Short task – Pick out each line containing the string "locations" and copy it.

Extracted records –
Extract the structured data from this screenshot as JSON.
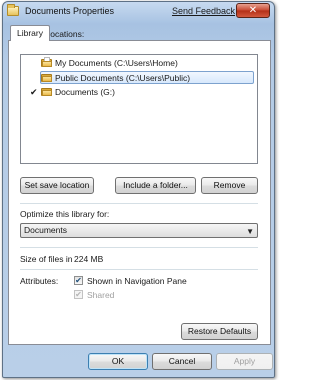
{
  "window": {
    "title": "Documents Properties",
    "feedback_link": "Send Feedback",
    "close_glyph": "✕"
  },
  "tabs": [
    {
      "label": "Library"
    }
  ],
  "library": {
    "locations_label": "Library locations:",
    "locations": [
      {
        "label": "My Documents (C:\\Users\\Home)",
        "selected": false,
        "default": false,
        "icon": "folder-icon"
      },
      {
        "label": "Public Documents (C:\\Users\\Public)",
        "selected": true,
        "default": false,
        "icon": "folder-icon"
      },
      {
        "label": "Documents (G:)",
        "selected": false,
        "default": true,
        "icon": "folder-icon"
      }
    ],
    "default_mark": "✔",
    "set_save_location": "Set save location",
    "include_folder": "Include a folder...",
    "remove": "Remove",
    "optimize_label": "Optimize this library for:",
    "optimize_value": "Documents",
    "size_label": "Size of files in",
    "size_value": "224 MB",
    "attributes_label": "Attributes:",
    "shown_in_nav": {
      "label": "Shown in Navigation Pane",
      "checked": true
    },
    "shared": {
      "label": "Shared",
      "checked": true,
      "disabled": true
    },
    "check_glyph": "✔",
    "restore_defaults": "Restore Defaults"
  },
  "dialog_buttons": {
    "ok": "OK",
    "cancel": "Cancel",
    "apply": "Apply"
  },
  "colors": {
    "selection_border": "#7da2ce",
    "title_gradient_top": "#c7daf0",
    "close_red": "#c7472f"
  }
}
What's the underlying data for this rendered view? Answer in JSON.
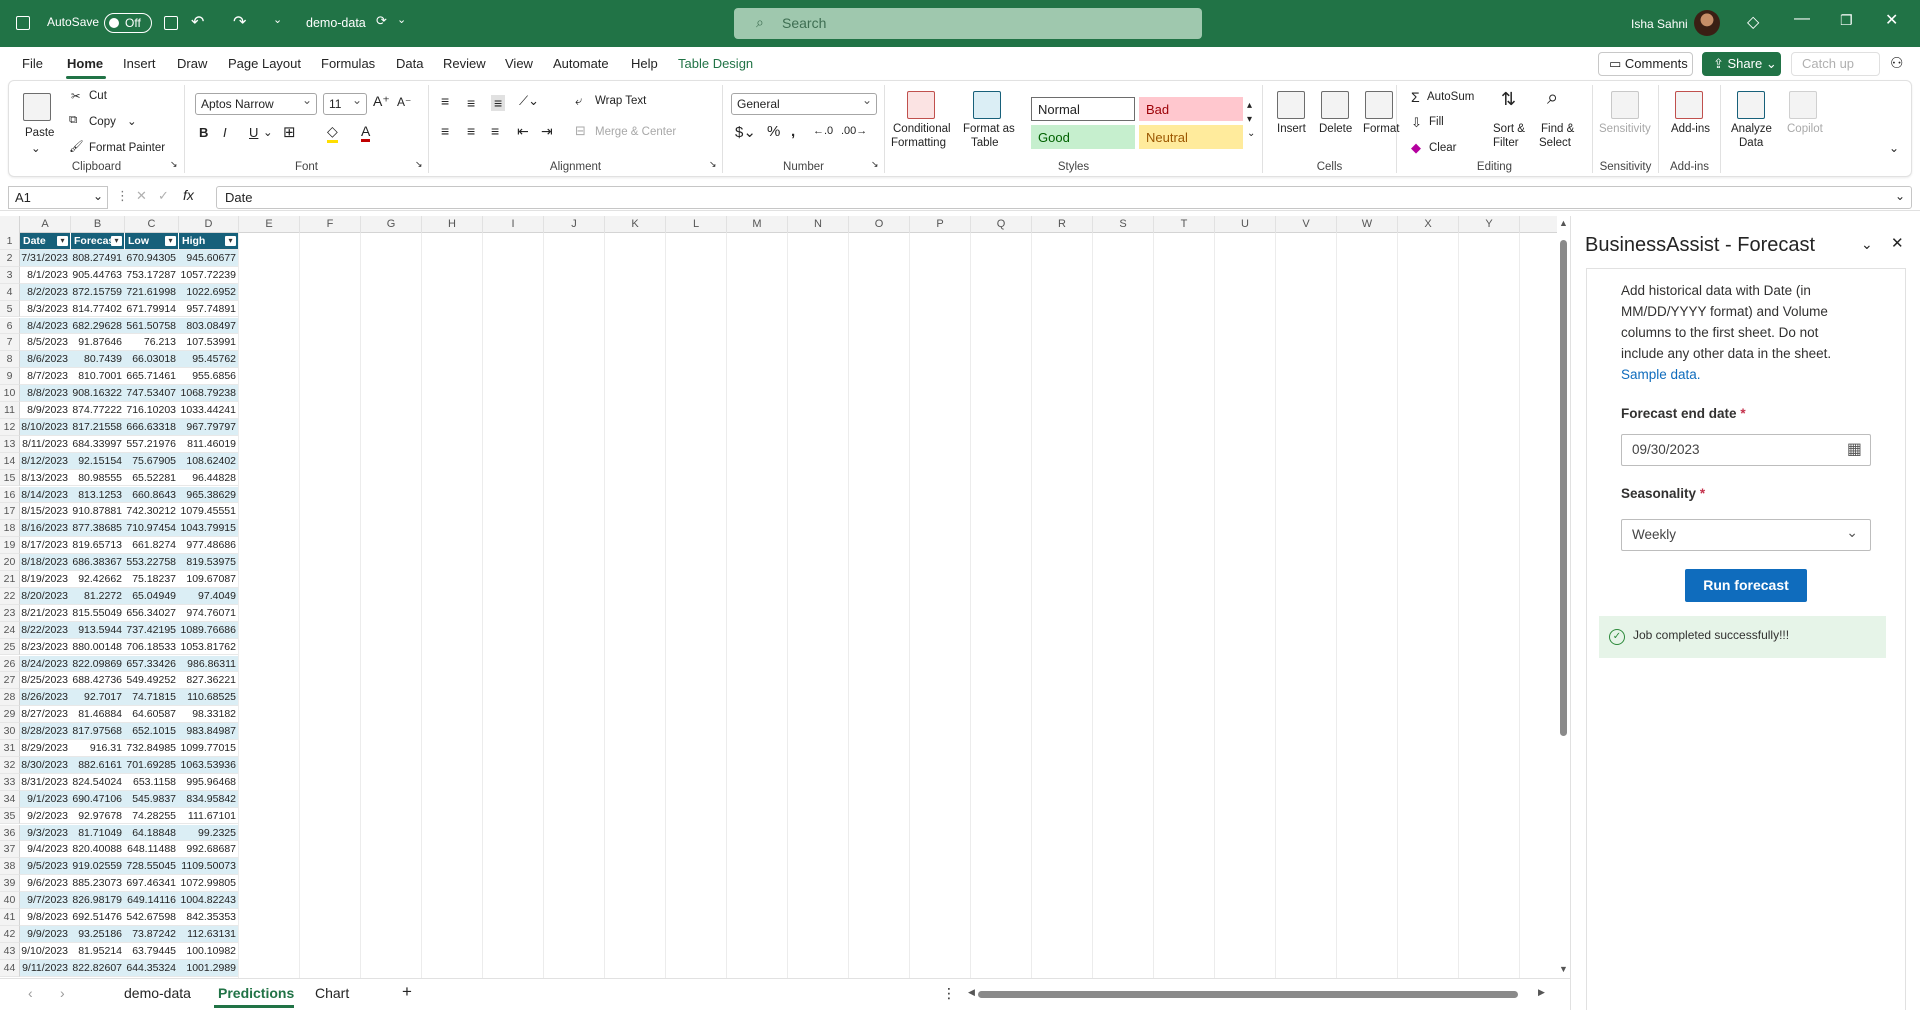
{
  "titlebar": {
    "autosave_label": "AutoSave",
    "autosave_state": "Off",
    "file_name": "demo-data",
    "search_placeholder": "Search",
    "user_name": "Isha Sahni",
    "accent_color": "#217346"
  },
  "menu": {
    "items": [
      "File",
      "Home",
      "Insert",
      "Draw",
      "Page Layout",
      "Formulas",
      "Data",
      "Review",
      "View",
      "Automate",
      "Help",
      "Table Design"
    ],
    "active": "Home",
    "comments_label": "Comments",
    "share_label": "Share",
    "catchup_label": "Catch up"
  },
  "ribbon": {
    "clipboard": {
      "label": "Clipboard",
      "paste": "Paste",
      "cut": "Cut",
      "copy": "Copy",
      "format_painter": "Format Painter"
    },
    "font": {
      "label": "Font",
      "name": "Aptos Narrow",
      "size": "11",
      "bold": "B",
      "italic": "I",
      "underline": "U"
    },
    "alignment": {
      "label": "Alignment",
      "wrap_text": "Wrap Text",
      "merge_center": "Merge & Center"
    },
    "number": {
      "label": "Number",
      "format": "General"
    },
    "styles": {
      "label": "Styles",
      "conditional": [
        "Conditional",
        "Formatting"
      ],
      "format_table": [
        "Format as",
        "Table"
      ],
      "normal": "Normal",
      "bad": "Bad",
      "good": "Good",
      "neutral": "Neutral"
    },
    "cells": {
      "label": "Cells",
      "insert": "Insert",
      "delete": "Delete",
      "format": "Format"
    },
    "editing": {
      "label": "Editing",
      "autosum": "AutoSum",
      "fill": "Fill",
      "clear": "Clear",
      "sort": [
        "Sort &",
        "Filter"
      ],
      "find": [
        "Find &",
        "Select"
      ]
    },
    "sensitivity": {
      "label": "Sensitivity",
      "button": "Sensitivity"
    },
    "addins": {
      "label": "Add-ins",
      "button": "Add-ins"
    },
    "analyze": [
      "Analyze",
      "Data"
    ],
    "copilot": "Copilot"
  },
  "formula_bar": {
    "name_box": "A1",
    "fx": "fx",
    "content": "Date"
  },
  "grid": {
    "columns": [
      "A",
      "B",
      "C",
      "D",
      "E",
      "F",
      "G",
      "H",
      "I",
      "J",
      "K",
      "L",
      "M",
      "N",
      "O",
      "P",
      "Q",
      "R",
      "S",
      "T",
      "U",
      "V",
      "W",
      "X",
      "Y"
    ],
    "headers": [
      "Date",
      "Forecast",
      "Low",
      "High"
    ],
    "rows": [
      [
        "7/31/2023",
        "808.27491",
        "670.94305",
        "945.60677"
      ],
      [
        "8/1/2023",
        "905.44763",
        "753.17287",
        "1057.72239"
      ],
      [
        "8/2/2023",
        "872.15759",
        "721.61998",
        "1022.6952"
      ],
      [
        "8/3/2023",
        "814.77402",
        "671.79914",
        "957.74891"
      ],
      [
        "8/4/2023",
        "682.29628",
        "561.50758",
        "803.08497"
      ],
      [
        "8/5/2023",
        "91.87646",
        "76.213",
        "107.53991"
      ],
      [
        "8/6/2023",
        "80.7439",
        "66.03018",
        "95.45762"
      ],
      [
        "8/7/2023",
        "810.7001",
        "665.71461",
        "955.6856"
      ],
      [
        "8/8/2023",
        "908.16322",
        "747.53407",
        "1068.79238"
      ],
      [
        "8/9/2023",
        "874.77222",
        "716.10203",
        "1033.44241"
      ],
      [
        "8/10/2023",
        "817.21558",
        "666.63318",
        "967.79797"
      ],
      [
        "8/11/2023",
        "684.33997",
        "557.21976",
        "811.46019"
      ],
      [
        "8/12/2023",
        "92.15154",
        "75.67905",
        "108.62402"
      ],
      [
        "8/13/2023",
        "80.98555",
        "65.52281",
        "96.44828"
      ],
      [
        "8/14/2023",
        "813.1253",
        "660.8643",
        "965.38629"
      ],
      [
        "8/15/2023",
        "910.87881",
        "742.30212",
        "1079.45551"
      ],
      [
        "8/16/2023",
        "877.38685",
        "710.97454",
        "1043.79915"
      ],
      [
        "8/17/2023",
        "819.65713",
        "661.8274",
        "977.48686"
      ],
      [
        "8/18/2023",
        "686.38367",
        "553.22758",
        "819.53975"
      ],
      [
        "8/19/2023",
        "92.42662",
        "75.18237",
        "109.67087"
      ],
      [
        "8/20/2023",
        "81.2272",
        "65.04949",
        "97.4049"
      ],
      [
        "8/21/2023",
        "815.55049",
        "656.34027",
        "974.76071"
      ],
      [
        "8/22/2023",
        "913.5944",
        "737.42195",
        "1089.76686"
      ],
      [
        "8/23/2023",
        "880.00148",
        "706.18533",
        "1053.81762"
      ],
      [
        "8/24/2023",
        "822.09869",
        "657.33426",
        "986.86311"
      ],
      [
        "8/25/2023",
        "688.42736",
        "549.49252",
        "827.36221"
      ],
      [
        "8/26/2023",
        "92.7017",
        "74.71815",
        "110.68525"
      ],
      [
        "8/27/2023",
        "81.46884",
        "64.60587",
        "98.33182"
      ],
      [
        "8/28/2023",
        "817.97568",
        "652.1015",
        "983.84987"
      ],
      [
        "8/29/2023",
        "916.31",
        "732.84985",
        "1099.77015"
      ],
      [
        "8/30/2023",
        "882.6161",
        "701.69285",
        "1063.53936"
      ],
      [
        "8/31/2023",
        "824.54024",
        "653.1158",
        "995.96468"
      ],
      [
        "9/1/2023",
        "690.47106",
        "545.9837",
        "834.95842"
      ],
      [
        "9/2/2023",
        "92.97678",
        "74.28255",
        "111.67101"
      ],
      [
        "9/3/2023",
        "81.71049",
        "64.18848",
        "99.2325"
      ],
      [
        "9/4/2023",
        "820.40088",
        "648.11488",
        "992.68687"
      ],
      [
        "9/5/2023",
        "919.02559",
        "728.55045",
        "1109.50073"
      ],
      [
        "9/6/2023",
        "885.23073",
        "697.46341",
        "1072.99805"
      ],
      [
        "9/7/2023",
        "826.98179",
        "649.14116",
        "1004.82243"
      ],
      [
        "9/8/2023",
        "692.51476",
        "542.67598",
        "842.35353"
      ],
      [
        "9/9/2023",
        "93.25186",
        "73.87242",
        "112.63131"
      ],
      [
        "9/10/2023",
        "81.95214",
        "63.79445",
        "100.10982"
      ],
      [
        "9/11/2023",
        "822.82607",
        "644.35324",
        "1001.2989"
      ]
    ]
  },
  "sheets": {
    "tabs": [
      "demo-data",
      "Predictions",
      "Chart"
    ],
    "active": "Predictions"
  },
  "pane": {
    "title": "BusinessAssist - Forecast",
    "desc_lines": [
      "Add historical data with Date (in",
      "MM/DD/YYYY format) and Volume",
      "columns to the first sheet. Do not",
      "include any other data in the sheet."
    ],
    "sample_link": "Sample data.",
    "end_date_label": "Forecast end date",
    "end_date_value": "09/30/2023",
    "seasonality_label": "Seasonality",
    "seasonality_value": "Weekly",
    "required_mark": "*",
    "run_label": "Run forecast",
    "status": "Job completed successfully!!!"
  }
}
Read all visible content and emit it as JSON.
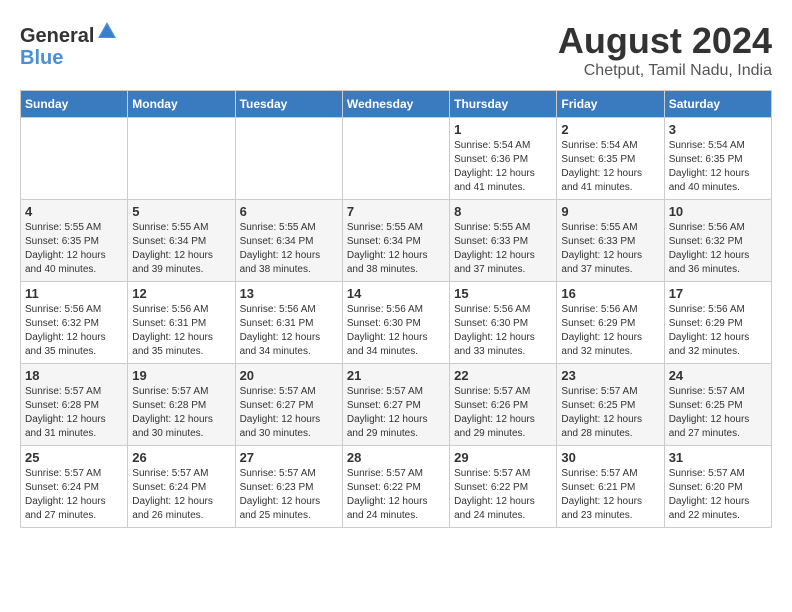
{
  "logo": {
    "line1": "General",
    "line2": "Blue"
  },
  "title": "August 2024",
  "subtitle": "Chetput, Tamil Nadu, India",
  "days_header": [
    "Sunday",
    "Monday",
    "Tuesday",
    "Wednesday",
    "Thursday",
    "Friday",
    "Saturday"
  ],
  "weeks": [
    [
      {
        "day": "",
        "info": ""
      },
      {
        "day": "",
        "info": ""
      },
      {
        "day": "",
        "info": ""
      },
      {
        "day": "",
        "info": ""
      },
      {
        "day": "1",
        "info": "Sunrise: 5:54 AM\nSunset: 6:36 PM\nDaylight: 12 hours\nand 41 minutes."
      },
      {
        "day": "2",
        "info": "Sunrise: 5:54 AM\nSunset: 6:35 PM\nDaylight: 12 hours\nand 41 minutes."
      },
      {
        "day": "3",
        "info": "Sunrise: 5:54 AM\nSunset: 6:35 PM\nDaylight: 12 hours\nand 40 minutes."
      }
    ],
    [
      {
        "day": "4",
        "info": "Sunrise: 5:55 AM\nSunset: 6:35 PM\nDaylight: 12 hours\nand 40 minutes."
      },
      {
        "day": "5",
        "info": "Sunrise: 5:55 AM\nSunset: 6:34 PM\nDaylight: 12 hours\nand 39 minutes."
      },
      {
        "day": "6",
        "info": "Sunrise: 5:55 AM\nSunset: 6:34 PM\nDaylight: 12 hours\nand 38 minutes."
      },
      {
        "day": "7",
        "info": "Sunrise: 5:55 AM\nSunset: 6:34 PM\nDaylight: 12 hours\nand 38 minutes."
      },
      {
        "day": "8",
        "info": "Sunrise: 5:55 AM\nSunset: 6:33 PM\nDaylight: 12 hours\nand 37 minutes."
      },
      {
        "day": "9",
        "info": "Sunrise: 5:55 AM\nSunset: 6:33 PM\nDaylight: 12 hours\nand 37 minutes."
      },
      {
        "day": "10",
        "info": "Sunrise: 5:56 AM\nSunset: 6:32 PM\nDaylight: 12 hours\nand 36 minutes."
      }
    ],
    [
      {
        "day": "11",
        "info": "Sunrise: 5:56 AM\nSunset: 6:32 PM\nDaylight: 12 hours\nand 35 minutes."
      },
      {
        "day": "12",
        "info": "Sunrise: 5:56 AM\nSunset: 6:31 PM\nDaylight: 12 hours\nand 35 minutes."
      },
      {
        "day": "13",
        "info": "Sunrise: 5:56 AM\nSunset: 6:31 PM\nDaylight: 12 hours\nand 34 minutes."
      },
      {
        "day": "14",
        "info": "Sunrise: 5:56 AM\nSunset: 6:30 PM\nDaylight: 12 hours\nand 34 minutes."
      },
      {
        "day": "15",
        "info": "Sunrise: 5:56 AM\nSunset: 6:30 PM\nDaylight: 12 hours\nand 33 minutes."
      },
      {
        "day": "16",
        "info": "Sunrise: 5:56 AM\nSunset: 6:29 PM\nDaylight: 12 hours\nand 32 minutes."
      },
      {
        "day": "17",
        "info": "Sunrise: 5:56 AM\nSunset: 6:29 PM\nDaylight: 12 hours\nand 32 minutes."
      }
    ],
    [
      {
        "day": "18",
        "info": "Sunrise: 5:57 AM\nSunset: 6:28 PM\nDaylight: 12 hours\nand 31 minutes."
      },
      {
        "day": "19",
        "info": "Sunrise: 5:57 AM\nSunset: 6:28 PM\nDaylight: 12 hours\nand 30 minutes."
      },
      {
        "day": "20",
        "info": "Sunrise: 5:57 AM\nSunset: 6:27 PM\nDaylight: 12 hours\nand 30 minutes."
      },
      {
        "day": "21",
        "info": "Sunrise: 5:57 AM\nSunset: 6:27 PM\nDaylight: 12 hours\nand 29 minutes."
      },
      {
        "day": "22",
        "info": "Sunrise: 5:57 AM\nSunset: 6:26 PM\nDaylight: 12 hours\nand 29 minutes."
      },
      {
        "day": "23",
        "info": "Sunrise: 5:57 AM\nSunset: 6:25 PM\nDaylight: 12 hours\nand 28 minutes."
      },
      {
        "day": "24",
        "info": "Sunrise: 5:57 AM\nSunset: 6:25 PM\nDaylight: 12 hours\nand 27 minutes."
      }
    ],
    [
      {
        "day": "25",
        "info": "Sunrise: 5:57 AM\nSunset: 6:24 PM\nDaylight: 12 hours\nand 27 minutes."
      },
      {
        "day": "26",
        "info": "Sunrise: 5:57 AM\nSunset: 6:24 PM\nDaylight: 12 hours\nand 26 minutes."
      },
      {
        "day": "27",
        "info": "Sunrise: 5:57 AM\nSunset: 6:23 PM\nDaylight: 12 hours\nand 25 minutes."
      },
      {
        "day": "28",
        "info": "Sunrise: 5:57 AM\nSunset: 6:22 PM\nDaylight: 12 hours\nand 24 minutes."
      },
      {
        "day": "29",
        "info": "Sunrise: 5:57 AM\nSunset: 6:22 PM\nDaylight: 12 hours\nand 24 minutes."
      },
      {
        "day": "30",
        "info": "Sunrise: 5:57 AM\nSunset: 6:21 PM\nDaylight: 12 hours\nand 23 minutes."
      },
      {
        "day": "31",
        "info": "Sunrise: 5:57 AM\nSunset: 6:20 PM\nDaylight: 12 hours\nand 22 minutes."
      }
    ]
  ]
}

Solution for this exercise –
    "locations_label": "Library locations:",
    "locations": [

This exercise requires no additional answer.